### Exercise directions
Extract the entries in their exact form.
BEGIN
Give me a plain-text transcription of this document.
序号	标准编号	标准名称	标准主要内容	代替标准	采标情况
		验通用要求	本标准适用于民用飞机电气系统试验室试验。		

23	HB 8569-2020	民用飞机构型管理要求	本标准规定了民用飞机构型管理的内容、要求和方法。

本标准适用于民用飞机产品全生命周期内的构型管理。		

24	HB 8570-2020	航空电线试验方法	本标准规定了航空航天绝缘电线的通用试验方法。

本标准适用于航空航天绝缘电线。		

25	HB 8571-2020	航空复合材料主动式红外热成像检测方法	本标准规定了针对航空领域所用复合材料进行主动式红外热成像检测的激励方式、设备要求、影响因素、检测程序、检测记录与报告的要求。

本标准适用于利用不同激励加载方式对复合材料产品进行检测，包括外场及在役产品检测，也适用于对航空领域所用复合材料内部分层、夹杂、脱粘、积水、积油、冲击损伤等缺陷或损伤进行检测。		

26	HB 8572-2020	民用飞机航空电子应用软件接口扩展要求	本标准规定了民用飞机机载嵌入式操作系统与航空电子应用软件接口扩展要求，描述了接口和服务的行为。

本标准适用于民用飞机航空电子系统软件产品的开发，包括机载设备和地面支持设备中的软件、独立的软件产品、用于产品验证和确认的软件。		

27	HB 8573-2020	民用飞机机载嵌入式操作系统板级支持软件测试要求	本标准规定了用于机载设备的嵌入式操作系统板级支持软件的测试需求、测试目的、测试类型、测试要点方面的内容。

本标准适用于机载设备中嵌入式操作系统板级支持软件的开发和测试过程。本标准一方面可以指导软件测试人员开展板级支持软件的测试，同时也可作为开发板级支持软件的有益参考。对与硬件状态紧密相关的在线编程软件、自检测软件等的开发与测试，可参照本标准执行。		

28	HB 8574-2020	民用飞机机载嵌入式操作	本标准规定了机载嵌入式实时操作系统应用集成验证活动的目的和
END
### Finished answer
Give me a plain-text transcription of this document.
序号	标准编号	标准名称	标准主要内容	代替标准	采标情况
		验通用要求	本标准适用于民用飞机电气系统试验室试验。		

23	HB 8569-2020	民用飞机构型管理要求	本标准规定了民用飞机构型管理的内容、要求和方法。

本标准适用于民用飞机产品全生命周期内的构型管理。		

24	HB 8570-2020	航空电线试验方法	本标准规定了航空航天绝缘电线的通用试验方法。

本标准适用于航空航天绝缘电线。		

25	HB 8571-2020	航空复合材料主动式红外热成像检测方法	本标准规定了针对航空领域所用复合材料进行主动式红外热成像检测的激励方式、设备要求、影响因素、检测程序、检测记录与报告的要求。

本标准适用于利用不同激励加载方式对复合材料产品进行检测，包括外场及在役产品检测，也适用于对航空领域所用复合材料内部分层、夹杂、脱粘、积水、积油、冲击损伤等缺陷或损伤进行检测。		

26	HB 8572-2020	民用飞机航空电子应用软件接口扩展要求	本标准规定了民用飞机机载嵌入式操作系统与航空电子应用软件接口扩展要求，描述了接口和服务的行为。

本标准适用于民用飞机航空电子系统软件产品的开发，包括机载设备和地面支持设备中的软件、独立的软件产品、用于产品验证和确认的软件。		

27	HB 8573-2020	民用飞机机载嵌入式操作系统板级支持软件测试要求	本标准规定了用于机载设备的嵌入式操作系统板级支持软件的测试需求、测试目的、测试类型、测试要点方面的内容。

本标准适用于机载设备中嵌入式操作系统板级支持软件的开发和测试过程。本标准一方面可以指导软件测试人员开展板级支持软件的测试，同时也可作为开发板级支持软件的有益参考。对与硬件状态紧密相关的在线编程软件、自检测软件等的开发与测试，可参照本标准执行。		

28	HB 8574-2020	民用飞机机载嵌入式操作	本标准规定了机载嵌入式实时操作系统应用集成验证活动的目的和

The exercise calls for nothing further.